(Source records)
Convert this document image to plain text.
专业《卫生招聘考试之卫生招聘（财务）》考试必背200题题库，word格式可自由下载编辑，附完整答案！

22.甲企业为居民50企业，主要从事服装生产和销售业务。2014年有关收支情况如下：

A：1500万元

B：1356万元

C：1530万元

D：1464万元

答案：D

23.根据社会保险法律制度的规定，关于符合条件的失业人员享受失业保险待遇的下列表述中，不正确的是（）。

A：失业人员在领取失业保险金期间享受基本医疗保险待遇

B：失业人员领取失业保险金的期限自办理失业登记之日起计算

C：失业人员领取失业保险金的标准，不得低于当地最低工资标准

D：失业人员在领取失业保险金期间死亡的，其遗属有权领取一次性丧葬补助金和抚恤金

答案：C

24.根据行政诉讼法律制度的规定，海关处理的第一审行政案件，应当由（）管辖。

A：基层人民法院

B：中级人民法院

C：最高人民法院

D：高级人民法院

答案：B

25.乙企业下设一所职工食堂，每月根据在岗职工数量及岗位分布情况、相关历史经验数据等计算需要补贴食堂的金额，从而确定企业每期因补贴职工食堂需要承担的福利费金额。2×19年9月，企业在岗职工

- _PROBLEM DESCRIPTION_
Each entry must be reproduced verbatim.

- _CORRECT RESPONSE_
Convert this document image to plain text.
专业《卫生招聘考试之卫生招聘（财务）》考试必背200题题库，word格式可自由下载编辑，附完整答案！

22.甲企业为居民50企业，主要从事服装生产和销售业务。2014年有关收支情况如下：

A：1500万元

B：1356万元

C：1530万元

D：1464万元

答案：D

23.根据社会保险法律制度的规定，关于符合条件的失业人员享受失业保险待遇的下列表述中，不正确的是（）。

A：失业人员在领取失业保险金期间享受基本医疗保险待遇

B：失业人员领取失业保险金的期限自办理失业登记之日起计算

C：失业人员领取失业保险金的标准，不得低于当地最低工资标准

D：失业人员在领取失业保险金期间死亡的，其遗属有权领取一次性丧葬补助金和抚恤金

答案：C

24.根据行政诉讼法律制度的规定，海关处理的第一审行政案件，应当由（）管辖。

A：基层人民法院

B：中级人民法院

C：最高人民法院

D：高级人民法院

答案：B

25.乙企业下设一所职工食堂，每月根据在岗职工数量及岗位分布情况、相关历史经验数据等计算需要补贴食堂的金额，从而确定企业每期因补贴职工食堂需要承担的福利费金额。2×19年9月，企业在岗职工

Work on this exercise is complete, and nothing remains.